START

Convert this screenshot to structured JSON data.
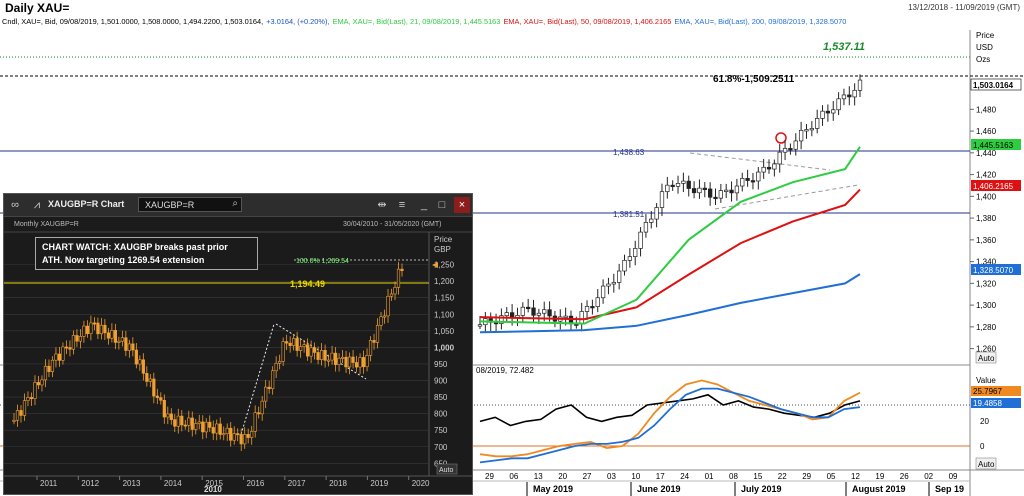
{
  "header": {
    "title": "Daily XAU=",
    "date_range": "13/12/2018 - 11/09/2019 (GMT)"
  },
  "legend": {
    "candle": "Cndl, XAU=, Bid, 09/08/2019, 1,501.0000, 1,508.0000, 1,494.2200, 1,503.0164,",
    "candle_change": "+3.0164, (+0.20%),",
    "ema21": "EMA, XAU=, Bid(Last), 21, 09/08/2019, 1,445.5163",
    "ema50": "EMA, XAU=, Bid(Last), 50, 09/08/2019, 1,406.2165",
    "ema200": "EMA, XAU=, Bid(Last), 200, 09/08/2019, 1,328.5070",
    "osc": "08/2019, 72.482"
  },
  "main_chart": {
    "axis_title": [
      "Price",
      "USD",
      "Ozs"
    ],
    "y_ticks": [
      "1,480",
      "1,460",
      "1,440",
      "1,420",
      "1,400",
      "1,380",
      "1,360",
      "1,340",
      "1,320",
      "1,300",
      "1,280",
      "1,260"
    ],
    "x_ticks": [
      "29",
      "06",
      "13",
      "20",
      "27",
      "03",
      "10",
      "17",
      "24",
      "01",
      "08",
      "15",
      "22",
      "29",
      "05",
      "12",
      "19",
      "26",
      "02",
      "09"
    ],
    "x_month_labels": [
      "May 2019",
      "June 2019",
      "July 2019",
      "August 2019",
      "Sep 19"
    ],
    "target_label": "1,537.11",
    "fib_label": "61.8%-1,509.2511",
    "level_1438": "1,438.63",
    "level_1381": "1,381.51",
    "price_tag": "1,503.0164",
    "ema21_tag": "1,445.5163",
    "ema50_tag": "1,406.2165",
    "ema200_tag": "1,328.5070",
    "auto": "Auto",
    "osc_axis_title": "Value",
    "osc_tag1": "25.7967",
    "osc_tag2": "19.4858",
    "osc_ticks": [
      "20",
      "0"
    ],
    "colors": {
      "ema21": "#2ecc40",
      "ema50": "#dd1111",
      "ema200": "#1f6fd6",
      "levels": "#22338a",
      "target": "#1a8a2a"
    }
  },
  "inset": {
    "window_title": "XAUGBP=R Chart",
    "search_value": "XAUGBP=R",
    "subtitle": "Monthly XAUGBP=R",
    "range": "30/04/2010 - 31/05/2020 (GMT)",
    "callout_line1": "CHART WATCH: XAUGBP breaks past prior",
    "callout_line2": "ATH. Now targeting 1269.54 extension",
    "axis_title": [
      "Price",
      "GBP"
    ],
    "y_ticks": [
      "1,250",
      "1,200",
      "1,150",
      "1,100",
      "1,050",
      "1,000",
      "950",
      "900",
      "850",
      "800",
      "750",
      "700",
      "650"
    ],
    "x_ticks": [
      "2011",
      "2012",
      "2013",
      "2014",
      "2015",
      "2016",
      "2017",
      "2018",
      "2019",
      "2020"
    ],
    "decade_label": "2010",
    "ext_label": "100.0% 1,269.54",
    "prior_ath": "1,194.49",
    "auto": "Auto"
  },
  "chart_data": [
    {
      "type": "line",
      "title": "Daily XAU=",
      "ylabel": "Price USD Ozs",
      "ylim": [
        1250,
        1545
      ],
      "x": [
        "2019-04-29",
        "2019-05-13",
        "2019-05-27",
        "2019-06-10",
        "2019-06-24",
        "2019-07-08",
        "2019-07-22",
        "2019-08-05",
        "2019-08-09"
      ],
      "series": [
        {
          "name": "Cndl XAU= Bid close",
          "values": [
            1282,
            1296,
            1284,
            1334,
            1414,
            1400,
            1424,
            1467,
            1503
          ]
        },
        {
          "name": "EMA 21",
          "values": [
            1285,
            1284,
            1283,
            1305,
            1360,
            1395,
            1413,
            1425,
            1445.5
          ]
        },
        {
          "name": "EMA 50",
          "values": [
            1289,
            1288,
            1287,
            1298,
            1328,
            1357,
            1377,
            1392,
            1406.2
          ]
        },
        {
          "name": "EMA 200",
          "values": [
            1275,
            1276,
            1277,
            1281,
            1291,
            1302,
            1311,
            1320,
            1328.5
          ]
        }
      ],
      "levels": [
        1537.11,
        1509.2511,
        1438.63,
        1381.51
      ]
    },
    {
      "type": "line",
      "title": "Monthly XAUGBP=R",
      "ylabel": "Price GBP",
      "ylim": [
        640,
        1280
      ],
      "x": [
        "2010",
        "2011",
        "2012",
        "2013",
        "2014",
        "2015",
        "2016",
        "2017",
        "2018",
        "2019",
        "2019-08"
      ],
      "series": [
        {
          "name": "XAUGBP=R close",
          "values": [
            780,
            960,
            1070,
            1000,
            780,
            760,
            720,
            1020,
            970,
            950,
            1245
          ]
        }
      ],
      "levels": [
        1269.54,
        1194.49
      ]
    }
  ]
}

END

» **Brief**: Exactly as written, return every line of the listing, but not the pictures.

» **Expected answer**:
Convert this screenshot to structured JSON data.
{
  "header": {
    "title": "Daily XAU=",
    "date_range": "13/12/2018 - 11/09/2019 (GMT)"
  },
  "legend": {
    "candle": "Cndl, XAU=, Bid, 09/08/2019, 1,501.0000, 1,508.0000, 1,494.2200, 1,503.0164,",
    "candle_change": "+3.0164, (+0.20%),",
    "ema21": "EMA, XAU=, Bid(Last), 21, 09/08/2019, 1,445.5163",
    "ema50": "EMA, XAU=, Bid(Last), 50, 09/08/2019, 1,406.2165",
    "ema200": "EMA, XAU=, Bid(Last), 200, 09/08/2019, 1,328.5070",
    "osc": "08/2019, 72.482"
  },
  "main_chart": {
    "axis_title": [
      "Price",
      "USD",
      "Ozs"
    ],
    "y_ticks": [
      "1,480",
      "1,460",
      "1,440",
      "1,420",
      "1,400",
      "1,380",
      "1,360",
      "1,340",
      "1,320",
      "1,300",
      "1,280",
      "1,260"
    ],
    "x_ticks": [
      "29",
      "06",
      "13",
      "20",
      "27",
      "03",
      "10",
      "17",
      "24",
      "01",
      "08",
      "15",
      "22",
      "29",
      "05",
      "12",
      "19",
      "26",
      "02",
      "09"
    ],
    "x_month_labels": [
      "May 2019",
      "June 2019",
      "July 2019",
      "August 2019",
      "Sep 19"
    ],
    "target_label": "1,537.11",
    "fib_label": "61.8%-1,509.2511",
    "level_1438": "1,438.63",
    "level_1381": "1,381.51",
    "price_tag": "1,503.0164",
    "ema21_tag": "1,445.5163",
    "ema50_tag": "1,406.2165",
    "ema200_tag": "1,328.5070",
    "auto": "Auto",
    "osc_axis_title": "Value",
    "osc_tag1": "25.7967",
    "osc_tag2": "19.4858",
    "osc_ticks": [
      "20",
      "0"
    ],
    "colors": {
      "ema21": "#2ecc40",
      "ema50": "#dd1111",
      "ema200": "#1f6fd6",
      "levels": "#22338a",
      "target": "#1a8a2a"
    }
  },
  "inset": {
    "window_title": "XAUGBP=R Chart",
    "search_value": "XAUGBP=R",
    "subtitle": "Monthly XAUGBP=R",
    "range": "30/04/2010 - 31/05/2020 (GMT)",
    "callout_line1": "CHART WATCH: XAUGBP breaks past prior",
    "callout_line2": "ATH. Now targeting 1269.54 extension",
    "axis_title": [
      "Price",
      "GBP"
    ],
    "y_ticks": [
      "1,250",
      "1,200",
      "1,150",
      "1,100",
      "1,050",
      "1,000",
      "950",
      "900",
      "850",
      "800",
      "750",
      "700",
      "650"
    ],
    "x_ticks": [
      "2011",
      "2012",
      "2013",
      "2014",
      "2015",
      "2016",
      "2017",
      "2018",
      "2019",
      "2020"
    ],
    "decade_label": "2010",
    "ext_label": "100.0% 1,269.54",
    "prior_ath": "1,194.49",
    "auto": "Auto"
  },
  "chart_data": [
    {
      "type": "line",
      "title": "Daily XAU=",
      "ylabel": "Price USD Ozs",
      "ylim": [
        1250,
        1545
      ],
      "x": [
        "2019-04-29",
        "2019-05-13",
        "2019-05-27",
        "2019-06-10",
        "2019-06-24",
        "2019-07-08",
        "2019-07-22",
        "2019-08-05",
        "2019-08-09"
      ],
      "series": [
        {
          "name": "Cndl XAU= Bid close",
          "values": [
            1282,
            1296,
            1284,
            1334,
            1414,
            1400,
            1424,
            1467,
            1503
          ]
        },
        {
          "name": "EMA 21",
          "values": [
            1285,
            1284,
            1283,
            1305,
            1360,
            1395,
            1413,
            1425,
            1445.5
          ]
        },
        {
          "name": "EMA 50",
          "values": [
            1289,
            1288,
            1287,
            1298,
            1328,
            1357,
            1377,
            1392,
            1406.2
          ]
        },
        {
          "name": "EMA 200",
          "values": [
            1275,
            1276,
            1277,
            1281,
            1291,
            1302,
            1311,
            1320,
            1328.5
          ]
        }
      ],
      "levels": [
        1537.11,
        1509.2511,
        1438.63,
        1381.51
      ]
    },
    {
      "type": "line",
      "title": "Monthly XAUGBP=R",
      "ylabel": "Price GBP",
      "ylim": [
        640,
        1280
      ],
      "x": [
        "2010",
        "2011",
        "2012",
        "2013",
        "2014",
        "2015",
        "2016",
        "2017",
        "2018",
        "2019",
        "2019-08"
      ],
      "series": [
        {
          "name": "XAUGBP=R close",
          "values": [
            780,
            960,
            1070,
            1000,
            780,
            760,
            720,
            1020,
            970,
            950,
            1245
          ]
        }
      ],
      "levels": [
        1269.54,
        1194.49
      ]
    }
  ]
}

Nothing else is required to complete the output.